In the listing below, locate the lines that hold "text" and copy them.
● ● ● ●
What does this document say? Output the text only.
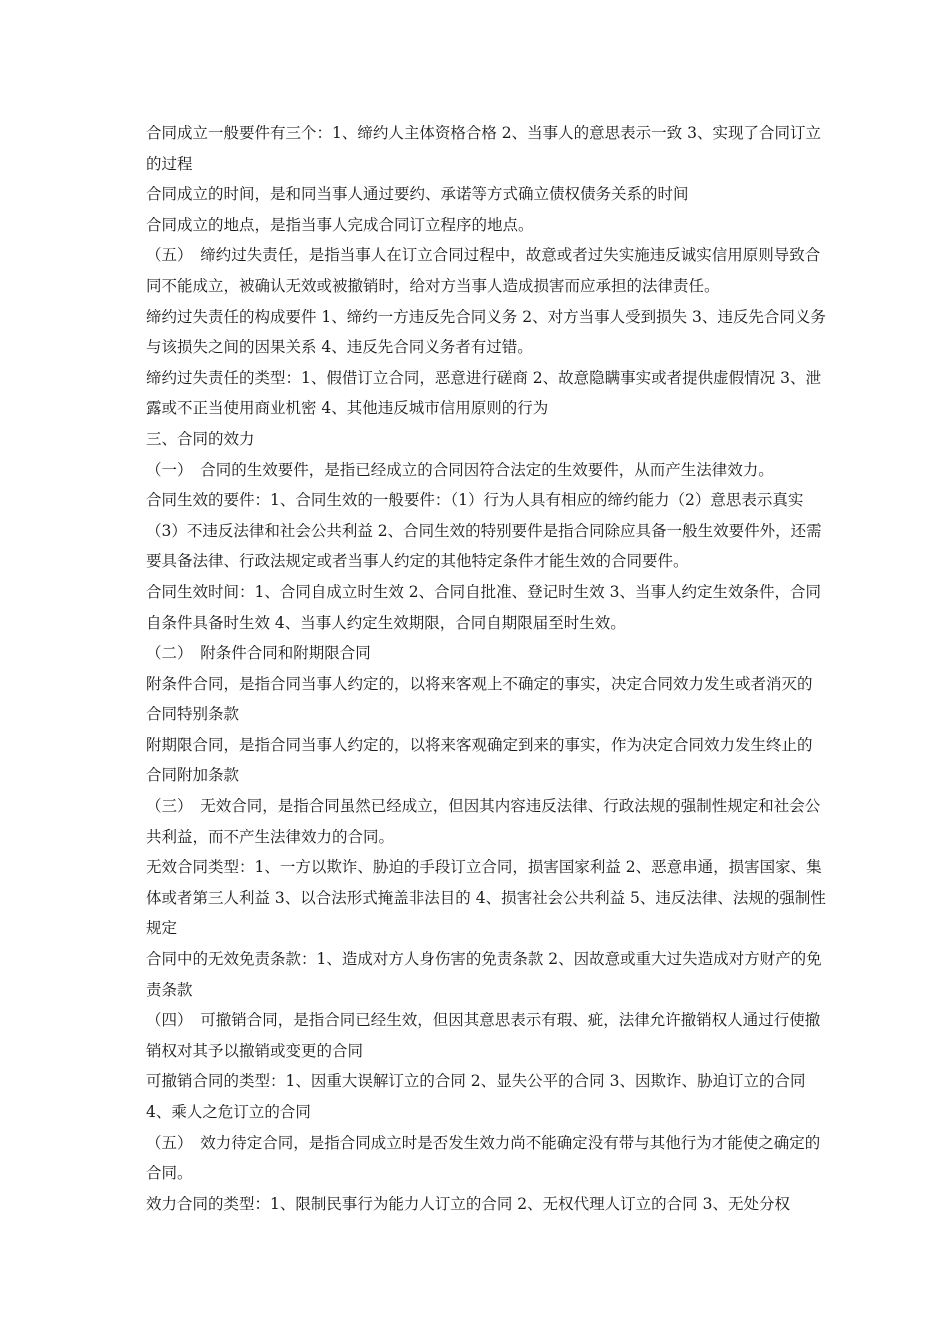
合同成立一般要件有三个：1、缔约人主体资格合格 2、当事人的意思表示一致 3、实现了合同订立的过程

合同成立的时间，是和同当事人通过要约、承诺等方式确立债权债务关系的时间

合同成立的地点，是指当事人完成合同订立程序的地点。

（五）　缔约过失责任，是指当事人在订立合同过程中，故意或者过失实施违反诚实信用原则导致合同不能成立，被确认无效或被撤销时，给对方当事人造成损害而应承担的法律责任。

缔约过失责任的构成要件 1、缔约一方违反先合同义务 2、对方当事人受到损失 3、违反先合同义务与该损失之间的因果关系 4、违反先合同义务者有过错。

缔约过失责任的类型：1、假借订立合同，恶意进行磋商 2、故意隐瞒事实或者提供虚假情况 3、泄露或不正当使用商业机密 4、其他违反城市信用原则的行为

三、合同的效力

（一）　合同的生效要件，是指已经成立的合同因符合法定的生效要件，从而产生法律效力。

合同生效的要件：1、合同生效的一般要件：（1）行为人具有相应的缔约能力（2）意思表示真实（3）不违反法律和社会公共利益 2、合同生效的特别要件是指合同除应具备一般生效要件外，还需要具备法律、行政法规定或者当事人约定的其他特定条件才能生效的合同要件。

合同生效时间：1、合同自成立时生效 2、合同自批准、登记时生效 3、当事人约定生效条件，合同自条件具备时生效 4、当事人约定生效期限，合同自期限届至时生效。

（二）　附条件合同和附期限合同

附条件合同，是指合同当事人约定的，以将来客观上不确定的事实，决定合同效力发生或者消灭的合同特别条款

附期限合同，是指合同当事人约定的，以将来客观确定到来的事实，作为决定合同效力发生终止的合同附加条款

（三）　无效合同，是指合同虽然已经成立，但因其内容违反法律、行政法规的强制性规定和社会公共利益，而不产生法律效力的合同。

无效合同类型：1、一方以欺诈、胁迫的手段订立合同，损害国家利益 2、恶意串通，损害国家、集体或者第三人利益 3、以合法形式掩盖非法目的 4、损害社会公共利益 5、违反法律、法规的强制性规定

合同中的无效免责条款：1、造成对方人身伤害的免责条款 2、因故意或重大过失造成对方财产的免责条款

（四）　可撤销合同，是指合同已经生效，但因其意思表示有瑕、疵，法律允许撤销权人通过行使撤销权对其予以撤销或变更的合同

可撤销合同的类型：1、因重大误解订立的合同 2、显失公平的合同 3、因欺诈、胁迫订立的合同 4、乘人之危订立的合同

（五）　效力待定合同，是指合同成立时是否发生效力尚不能确定没有带与其他行为才能使之确定的合同。

效力合同的类型：1、限制民事行为能力人订立的合同 2、无权代理人订立的合同 3、无处分权
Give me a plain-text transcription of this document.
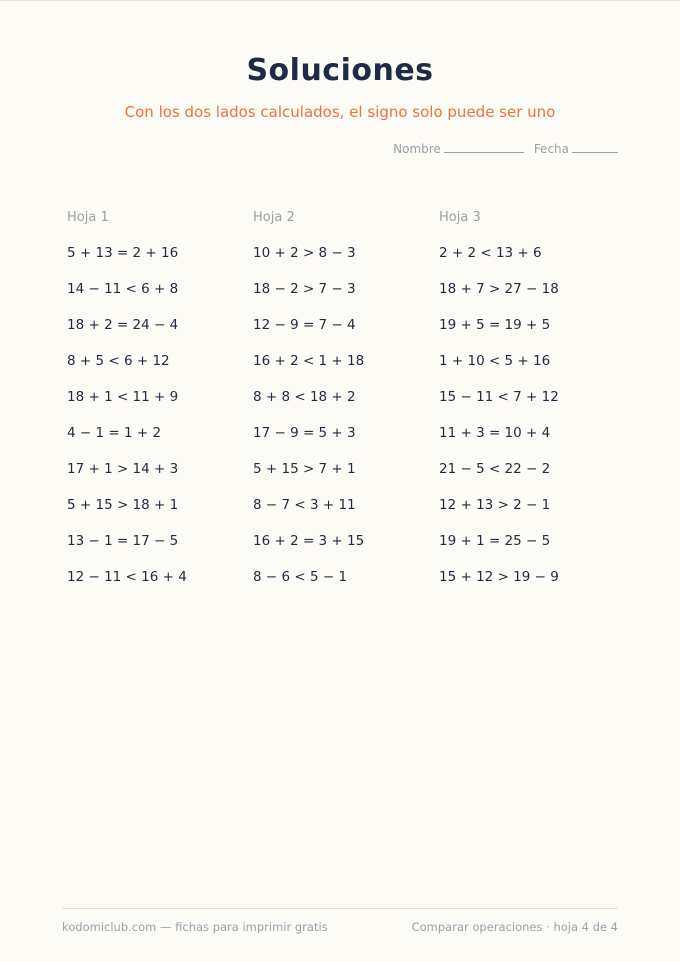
Soluciones
Con los dos lados calculados, el signo solo puede ser uno
Nombre	Fecha
Hoja 1
5 + 13 = 2 + 16
14 − 11 < 6 + 8
18 + 2 = 24 − 4
8 + 5 < 6 + 12
18 + 1 < 11 + 9
4 − 1 = 1 + 2
17 + 1 > 14 + 3
5 + 15 > 18 + 1
13 − 1 = 17 − 5
12 − 11 < 16 + 4
Hoja 2
10 + 2 > 8 − 3
18 − 2 > 7 − 3
12 − 9 = 7 − 4
16 + 2 < 1 + 18
8 + 8 < 18 + 2
17 − 9 = 5 + 3
5 + 15 > 7 + 1
8 − 7 < 3 + 11
16 + 2 = 3 + 15
8 − 6 < 5 − 1
Hoja 3
2 + 2 < 13 + 6
18 + 7 > 27 − 18
19 + 5 = 19 + 5
1 + 10 < 5 + 16
15 − 11 < 7 + 12
11 + 3 = 10 + 4
21 − 5 < 22 − 2
12 + 13 > 2 − 1
19 + 1 = 25 − 5
15 + 12 > 19 − 9
kodomiclub.com — fichas para imprimir gratis	Comparar operaciones · hoja 4 de 4
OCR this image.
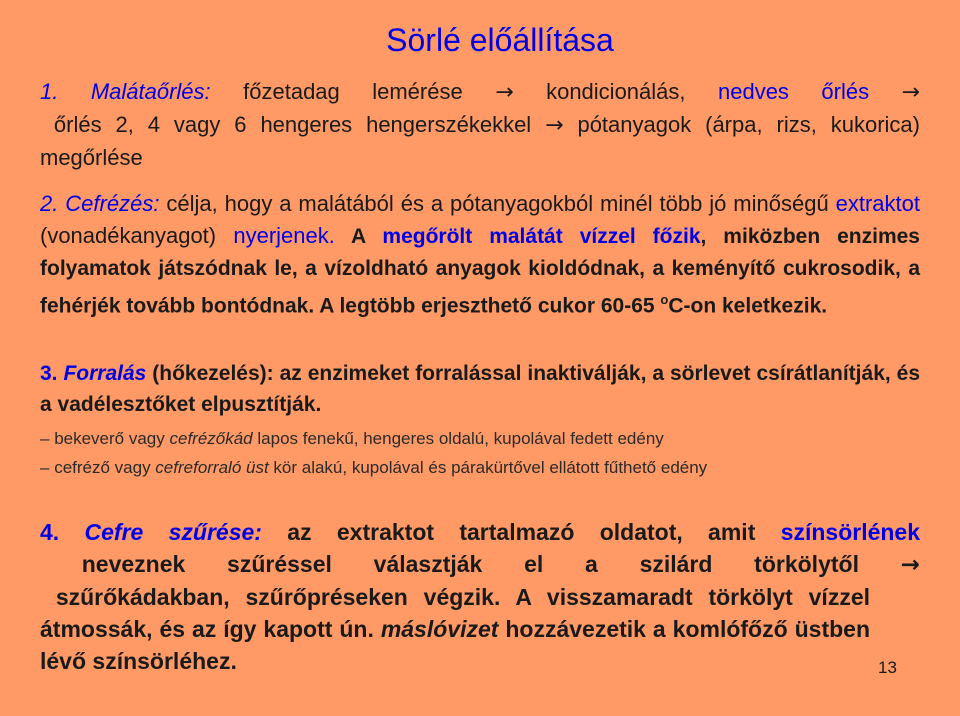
Sörlé előállítása
1. Malátaőrlés: főzetadag lemérése → kondicionálás, nedves őrlés →
őrlés 2, 4 vagy 6 hengeres hengerszékekkel → pótanyagok (árpa, rizs, kukorica) megőrlése
2. Cefrézés: célja, hogy a malátából és a pótanyagokból minél több jó minőségű extraktot (vonadékanyagot) nyerjenek. A megőrölt malátát vízzel főzik, miközben enzimes folyamatok játszódnak le, a vízoldható anyagok kioldódnak, a keményítő cukrosodik, a fehérjék tovább bontódnak. A legtöbb erjeszthető cukor 60-65 $^o$C-on keletkezik.
3. Forralás (hőkezelés): az enzimeket forralással inaktiválják, a sörlevet csírátlanítják, és a vadélesztőket elpusztítják.
– bekeverő vagy cefrézőkád lapos fenekű, hengeres oldalú, kupolával fedett edény
– cefréző vagy cefreforraló üst kör alakú, kupolával és párakürtővel ellátott fűthető edény
4. Cefre szűrése: az extraktot tartalmazó oldatot, amit színsörlének
neveznek szűréssel választják el a szilárd törkölytől →
szűrőkádakban, szűrőpréseken végzik. A visszamaradt törkölyt vízzel átmossák, és az így kapott ún. máslóvizet hozzávezetik a komlófőző üstben lévő színsörléhez.	13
● ● ● ●
## THE OUTPUT
What does this document say? Output the text only.
Give me a plain-text transcription of this document.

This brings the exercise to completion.